# [WRITTEN TASK]
Give an exact copy of every line, leaving images out.

--*--

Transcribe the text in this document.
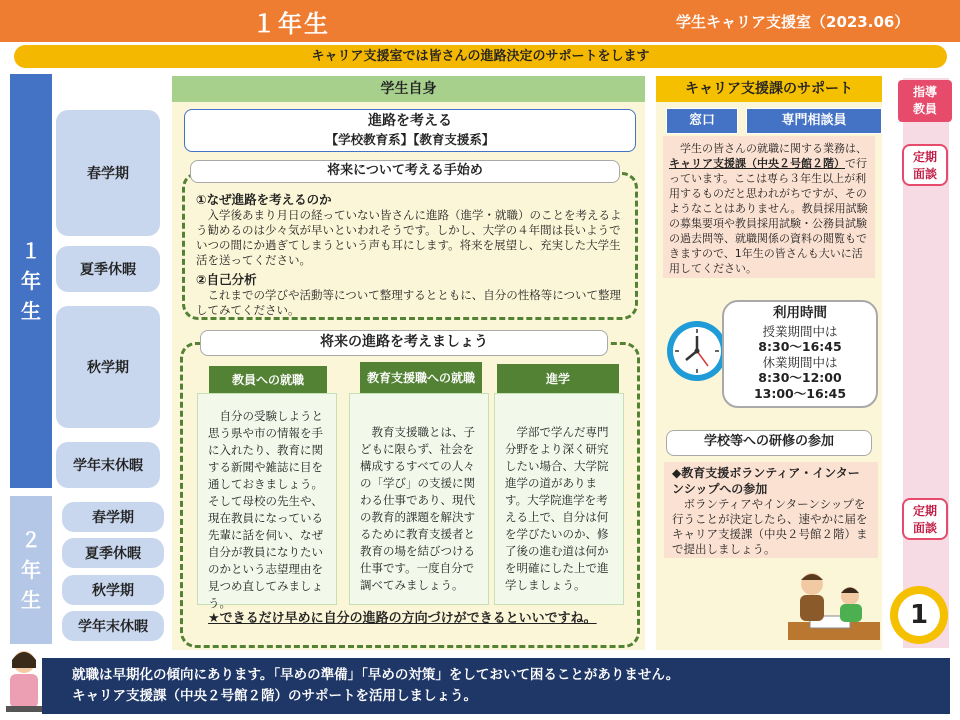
１年生	学生キャリア支援室（2023.06）
キャリア支援室では皆さんの進路決定のサポートをします
１
年
生
２
年
生
春学期
夏季休暇
秋学期
学年末休暇
春学期
夏季休暇
秋学期
学年末休暇
学生自身
進路を考える
【学校教育系】【教育支援系】
将来について考える手始め
①なぜ進路を考えるのか
　入学後あまり月日の経っていない皆さんに進路（進学・就職）のことを考えるよう勧めるのは少々気が早いといわれそうです。しかし、大学の４年間は長いようでいつの間にか過ぎてしまうという声も耳にします。将来を展望し、充実した大学生活を送ってください。
②自己分析
　これまでの学びや活動等について整理するとともに、自分の性格等について整理してみてください。
将来の進路を考えましょう
教員への就職
　自分の受験しようと思う県や市の情報を手に入れたり、教育に関する新聞や雑誌に目を通しておきましょう。そして母校の先生や、現在教員になっている先輩に話を伺い、なぜ自分が教員になりたいのかという志望理由を見つめ直してみましょう。
教育支援職への就職
　教育支援職とは、子どもに限らず、社会を構成するすべての人々の「学び」の支援に関わる仕事であり、現代の教育的課題を解決するために教育支援者と教育の場を結びつける仕事です。一度自分で調べてみましょう。
進学
　学部で学んだ専門分野をより深く研究したい場合、大学院進学の道があります。大学院進学を考える上で、自分は何を学びたいのか、修了後の進む道は何かを明確にした上で進学しましょう。
★できるだけ早めに自分の進路の方向づけができるといいですね。
キャリア支援課のサポート
窓口	専門相談員
　学生の皆さんの就職に関する業務は、キャリア支援課（中央２号館２階）で行っています。ここは専ら３年生以上が利用するものだと思われがちですが、そのようなことはありません。教員採用試験の募集要項や教員採用試験・公務員試験の過去問等、就職関係の資料の閲覧もできますので、1年生の皆さんも大いに活用してください。
利用時間
授業期間中は
8:30〜16:45
休業期間中は
8:30〜12:00
13:00〜16:45
学校等への研修の参加
◆教育支援ボランティア・インターンシップへの参加
　ボランティアやインターンシップを行うことが決定したら、速やかに届をキャリア支援課（中央２号館２階）まで提出しましょう。
指導
教員
定期
面談
定期
面談
1
就職は早期化の傾向にあります。「早めの準備」「早めの対策」をしておいて困ることがありません。
キャリア支援課（中央２号館２階）のサポートを活用しましょう。
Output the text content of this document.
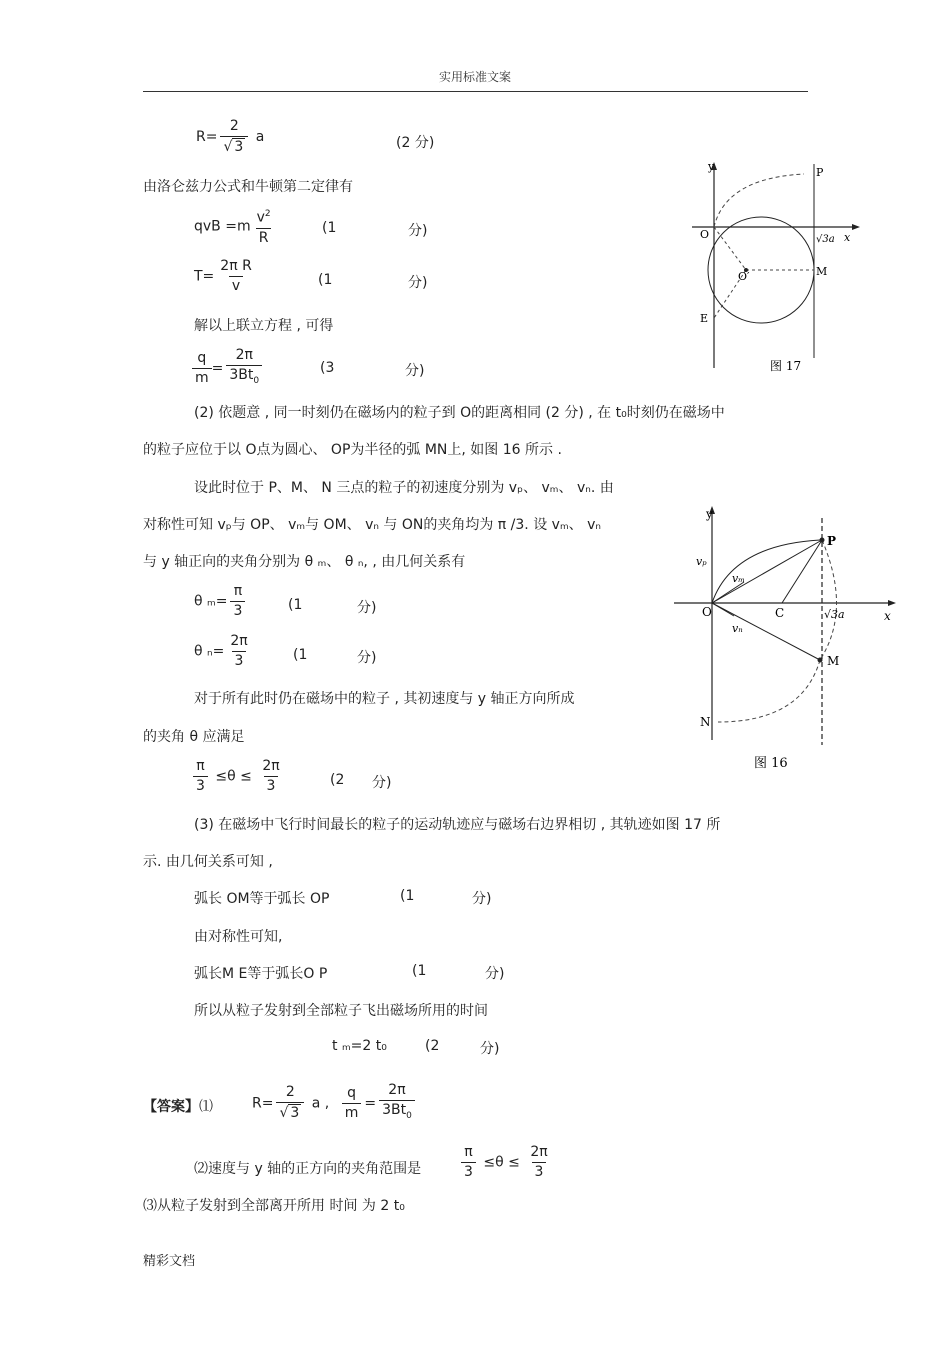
实用标准文案
$R= \frac{2}{√ 3}$ a	(2 分)
由洛仑兹力公式和牛顿第二定律有
qvB $=m \frac{v^2}{R}$	(1	分)
$T= \frac{\text{2π R}}{v}$	(1	分)
解以上联立方程 , 可得
$\frac{q}{m} = \frac{2\pi}{3Bt_0}$	(3	分)
(2) 依题意 , 同一时刻仍在磁场内的粒子到 O的距离相同 (2 分) , 在 t₀时刻仍在磁场中
的粒子应位于以 O点为圆心、 OP为半径的弧 MN上, 如图 16 所示 .
设此时位于 P、M、 N 三点的粒子的初速度分别为 vₚ、 vₘ、 vₙ. 由
对称性可知 vₚ与 OP、 vₘ与 OM、 vₙ 与 ON的夹角均为 π /3. 设 vₘ、 vₙ
与 y 轴正向的夹角分别为 θ ₘ、 θ ₙ, , 由几何关系有
θ $_m= \frac{\pi}{3}$	(1	分)
θ $_n= \frac{2\pi}{3}$	(1	分)
对于所有此时仍在磁场中的粒子 , 其初速度与 y 轴正方向所成
的夹角 θ 应满足
$\frac{\pi}{3} \le\theta \le \frac{2\pi}{3}$	(2 分)
(3) 在磁场中飞行时间最长的粒子的运动轨迹应与磁场右边界相切 , 其轨迹如图 17 所
示. 由几何关系可知 ,
弧长 OM等于弧长 OP	(1	分)
由对称性可知,
弧长M E等于弧长O P	(1	分)
所以从粒子发射到全部粒子飞出磁场所用的时间
t ₘ=2 t₀	(2	分)
【答案】⑴	$R= \frac{2}{√ 3}$ a , $\frac{q}{m} = \frac{2\pi}{3Bt_0}$
⑵速度与 y 轴的正方向的夹角范围是	$\frac{\pi}{3} \le\theta \le \frac{2\pi}{3}$
⑶从粒子发射到全部离开所用 时间 为 2 t₀
精彩文档
y
x
O
O′	M
P
E
√3a
图 17
y
x
O	C
P
M
N
vₚ
vₘ
vₙ
√3a
图 16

--*--

# [RESULT OF THIS EXERCISE]
Transcribe the text in this document.
１年生	学生キャリア支援室（2023.06）
キャリア支援室では皆さんの進路決定のサポートをします
１
年
生
２
年
生
春学期
夏季休暇
秋学期
学年末休暇
春学期
夏季休暇
秋学期
学年末休暇
学生自身
進路を考える
【学校教育系】【教育支援系】
将来について考える手始め
①なぜ進路を考えるのか
　入学後あまり月日の経っていない皆さんに進路（進学・就職）のことを考えるよう勧めるのは少々気が早いといわれそうです。しかし、大学の４年間は長いようでいつの間にか過ぎてしまうという声も耳にします。将来を展望し、充実した大学生活を送ってください。
②自己分析
　これまでの学びや活動等について整理するとともに、自分の性格等について整理してみてください。
将来の進路を考えましょう
教員への就職
　自分の受験しようと思う県や市の情報を手に入れたり、教育に関する新聞や雑誌に目を通しておきましょう。そして母校の先生や、現在教員になっている先輩に話を伺い、なぜ自分が教員になりたいのかという志望理由を見つめ直してみましょう。
教育支援職への就職
　教育支援職とは、子どもに限らず、社会を構成するすべての人々の「学び」の支援に関わる仕事であり、現代の教育的課題を解決するために教育支援者と教育の場を結びつける仕事です。一度自分で調べてみましょう。
進学
　学部で学んだ専門分野をより深く研究したい場合、大学院進学の道があります。大学院進学を考える上で、自分は何を学びたいのか、修了後の進む道は何かを明確にした上で進学しましょう。
★できるだけ早めに自分の進路の方向づけができるといいですね。
キャリア支援課のサポート
窓口	専門相談員
　学生の皆さんの就職に関する業務は、キャリア支援課（中央２号館２階）で行っています。ここは専ら３年生以上が利用するものだと思われがちですが、そのようなことはありません。教員採用試験の募集要項や教員採用試験・公務員試験の過去問等、就職関係の資料の閲覧もできますので、1年生の皆さんも大いに活用してください。
利用時間
授業期間中は
8:30〜16:45
休業期間中は
8:30〜12:00
13:00〜16:45
学校等への研修の参加
◆教育支援ボランティア・インターンシップへの参加
　ボランティアやインターンシップを行うことが決定したら、速やかに届をキャリア支援課（中央２号館２階）まで提出しましょう。
指導
教員
定期
面談
定期
面談
1
就職は早期化の傾向にあります。「早めの準備」「早めの対策」をしておいて困ることがありません。
キャリア支援課（中央２号館２階）のサポートを活用しましょう。
Output the text content of this document.
实用标准文案
$R= \frac{2}{√ 3}$ a	(2 分)
由洛仑兹力公式和牛顿第二定律有
qvB $=m \frac{v^2}{R}$	(1	分)
$T= \frac{\text{2π R}}{v}$	(1	分)
解以上联立方程 , 可得
$\frac{q}{m} = \frac{2\pi}{3Bt_0}$	(3	分)
(2) 依题意 , 同一时刻仍在磁场内的粒子到 O的距离相同 (2 分) , 在 t₀时刻仍在磁场中
的粒子应位于以 O点为圆心、 OP为半径的弧 MN上, 如图 16 所示 .
设此时位于 P、M、 N 三点的粒子的初速度分别为 vₚ、 vₘ、 vₙ. 由
对称性可知 vₚ与 OP、 vₘ与 OM、 vₙ 与 ON的夹角均为 π /3. 设 vₘ、 vₙ
与 y 轴正向的夹角分别为 θ ₘ、 θ ₙ, , 由几何关系有
θ $_m= \frac{\pi}{3}$	(1	分)
θ $_n= \frac{2\pi}{3}$	(1	分)
对于所有此时仍在磁场中的粒子 , 其初速度与 y 轴正方向所成
的夹角 θ 应满足
$\frac{\pi}{3} \le\theta \le \frac{2\pi}{3}$	(2 分)
(3) 在磁场中飞行时间最长的粒子的运动轨迹应与磁场右边界相切 , 其轨迹如图 17 所
示. 由几何关系可知 ,
弧长 OM等于弧长 OP	(1	分)
由对称性可知,
弧长M E等于弧长O P	(1	分)
所以从粒子发射到全部粒子飞出磁场所用的时间
t ₘ=2 t₀	(2	分)
【答案】⑴	$R= \frac{2}{√ 3}$ a , $\frac{q}{m} = \frac{2\pi}{3Bt_0}$
⑵速度与 y 轴的正方向的夹角范围是	$\frac{\pi}{3} \le\theta \le \frac{2\pi}{3}$
⑶从粒子发射到全部离开所用 时间 为 2 t₀
精彩文档
y
x
O
O′	M
P
E
√3a
图 17
y
x
O	C
P
M
N
vₚ
vₘ
vₙ
√3a
图 16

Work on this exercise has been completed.